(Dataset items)
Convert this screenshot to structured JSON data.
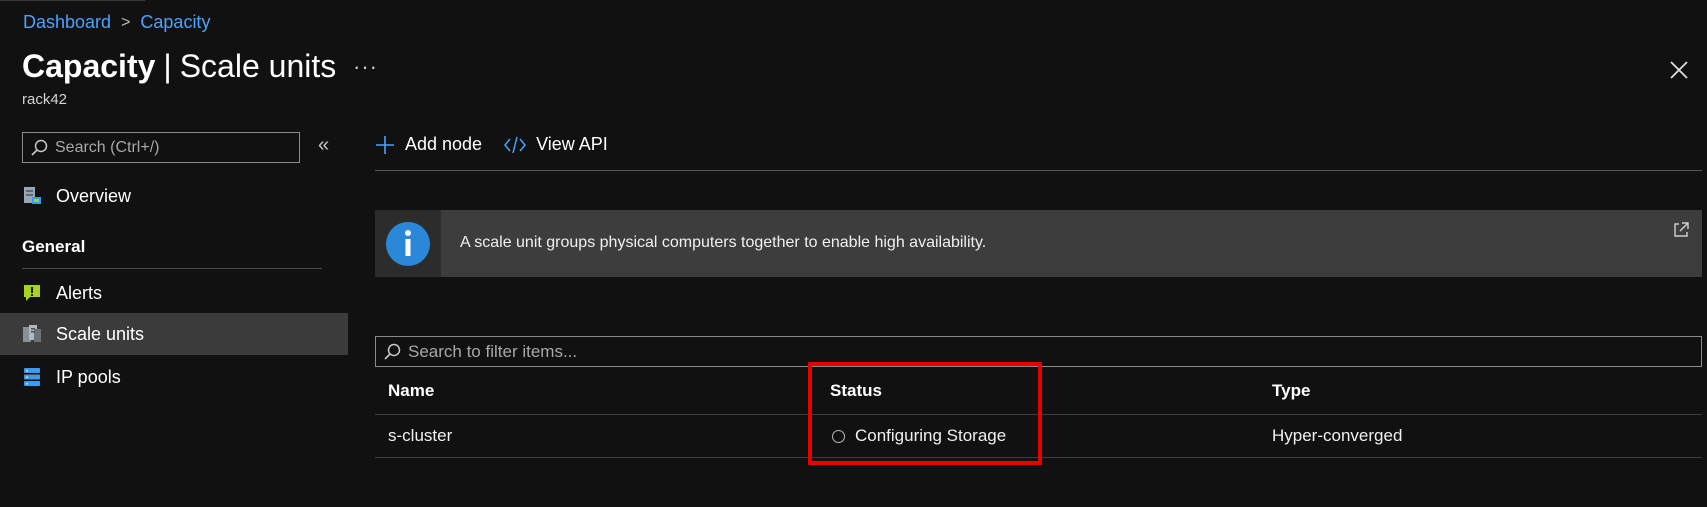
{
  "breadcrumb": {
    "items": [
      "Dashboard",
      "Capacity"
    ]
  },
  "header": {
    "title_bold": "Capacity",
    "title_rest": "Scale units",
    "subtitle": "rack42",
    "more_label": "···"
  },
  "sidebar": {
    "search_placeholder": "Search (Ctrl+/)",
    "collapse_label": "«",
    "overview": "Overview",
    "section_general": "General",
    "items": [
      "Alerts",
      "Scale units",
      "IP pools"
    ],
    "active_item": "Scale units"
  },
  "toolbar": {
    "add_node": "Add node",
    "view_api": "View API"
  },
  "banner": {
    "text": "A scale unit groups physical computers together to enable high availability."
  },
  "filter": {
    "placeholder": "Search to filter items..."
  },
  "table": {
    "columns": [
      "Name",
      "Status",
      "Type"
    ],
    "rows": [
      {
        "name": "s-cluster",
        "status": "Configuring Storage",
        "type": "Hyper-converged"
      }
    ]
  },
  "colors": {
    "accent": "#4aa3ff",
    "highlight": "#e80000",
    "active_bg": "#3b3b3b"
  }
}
---
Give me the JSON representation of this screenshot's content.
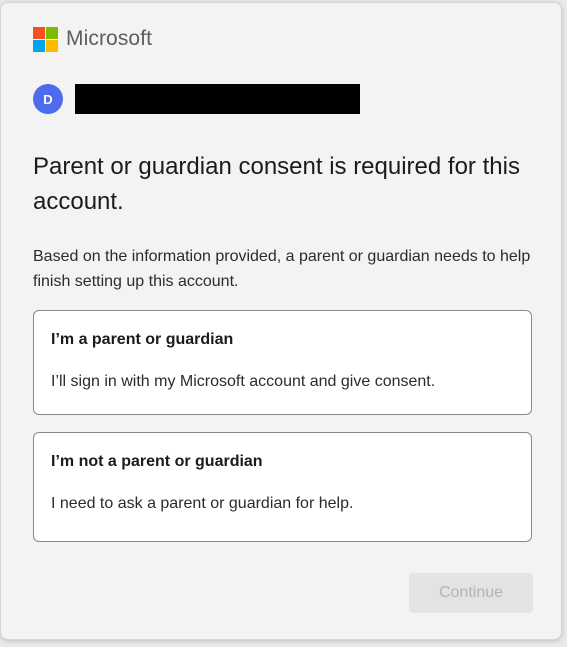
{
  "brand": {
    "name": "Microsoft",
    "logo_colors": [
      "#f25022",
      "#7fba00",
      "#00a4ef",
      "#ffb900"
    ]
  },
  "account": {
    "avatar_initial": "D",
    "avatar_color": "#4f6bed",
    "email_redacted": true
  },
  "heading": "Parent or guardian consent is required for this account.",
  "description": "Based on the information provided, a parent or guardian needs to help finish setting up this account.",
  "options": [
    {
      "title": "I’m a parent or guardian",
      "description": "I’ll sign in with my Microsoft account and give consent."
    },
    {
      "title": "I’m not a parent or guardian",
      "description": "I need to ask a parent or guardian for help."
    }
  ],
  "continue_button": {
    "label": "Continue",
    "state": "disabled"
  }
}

-- EXERCISE DESCRIPTION --
Find each line that has the word "account", then copy it out.

-- RESULT BELOW --
  "account": {
  "heading": "Parent or guardian consent is required for this account.",
  "description": "Based on the information provided, a parent or guardian needs to help finish setting up this account.",
      "description": "I’ll sign in with my Microsoft account and give consent."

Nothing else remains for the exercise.